== Exercise instructions ==
Every entry below should be transcribed exactly; pictures stay out of the copy.

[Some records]
===============

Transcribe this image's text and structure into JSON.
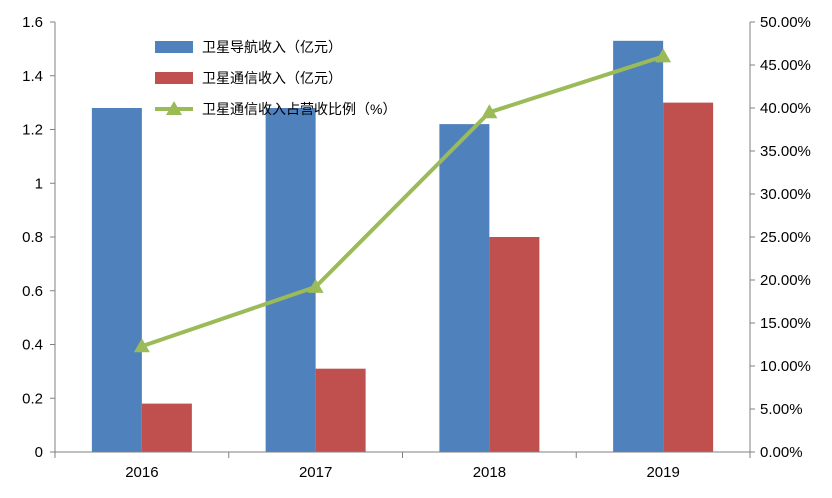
{
  "chart_data": {
    "type": "bar",
    "categories": [
      "2016",
      "2017",
      "2018",
      "2019"
    ],
    "series": [
      {
        "name": "卫星导航收入（亿元）",
        "type": "bar",
        "axis": "left",
        "color": "#4F81BD",
        "values": [
          1.28,
          1.28,
          1.22,
          1.53
        ]
      },
      {
        "name": "卫星通信收入（亿元）",
        "type": "bar",
        "axis": "left",
        "color": "#C0504D",
        "values": [
          0.18,
          0.31,
          0.8,
          1.3
        ]
      },
      {
        "name": "卫星通信收入占营收比例（%）",
        "type": "line",
        "axis": "right",
        "color": "#9BBB59",
        "values": [
          12.3,
          19.2,
          39.5,
          46.0
        ]
      }
    ],
    "y_left": {
      "ylim": [
        0,
        1.6
      ],
      "ticks": [
        "0",
        "0.2",
        "0.4",
        "0.6",
        "0.8",
        "1",
        "1.2",
        "1.4",
        "1.6"
      ]
    },
    "y_right": {
      "ylim": [
        0,
        50
      ],
      "ticks": [
        "0.00%",
        "5.00%",
        "10.00%",
        "15.00%",
        "20.00%",
        "25.00%",
        "30.00%",
        "35.00%",
        "40.00%",
        "45.00%",
        "50.00%"
      ]
    },
    "grid": false,
    "legend_position": "top-left"
  }
}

===============

== Task answer ==
Transcribe this image's text and structure into JSON.
{
  "chart_data": {
    "type": "bar",
    "categories": [
      "2016",
      "2017",
      "2018",
      "2019"
    ],
    "series": [
      {
        "name": "卫星导航收入（亿元）",
        "type": "bar",
        "axis": "left",
        "color": "#4F81BD",
        "values": [
          1.28,
          1.28,
          1.22,
          1.53
        ]
      },
      {
        "name": "卫星通信收入（亿元）",
        "type": "bar",
        "axis": "left",
        "color": "#C0504D",
        "values": [
          0.18,
          0.31,
          0.8,
          1.3
        ]
      },
      {
        "name": "卫星通信收入占营收比例（%）",
        "type": "line",
        "axis": "right",
        "color": "#9BBB59",
        "values": [
          12.3,
          19.2,
          39.5,
          46.0
        ]
      }
    ],
    "y_left": {
      "ylim": [
        0,
        1.6
      ],
      "ticks": [
        "0",
        "0.2",
        "0.4",
        "0.6",
        "0.8",
        "1",
        "1.2",
        "1.4",
        "1.6"
      ]
    },
    "y_right": {
      "ylim": [
        0,
        50
      ],
      "ticks": [
        "0.00%",
        "5.00%",
        "10.00%",
        "15.00%",
        "20.00%",
        "25.00%",
        "30.00%",
        "35.00%",
        "40.00%",
        "45.00%",
        "50.00%"
      ]
    },
    "grid": false,
    "legend_position": "top-left"
  }
}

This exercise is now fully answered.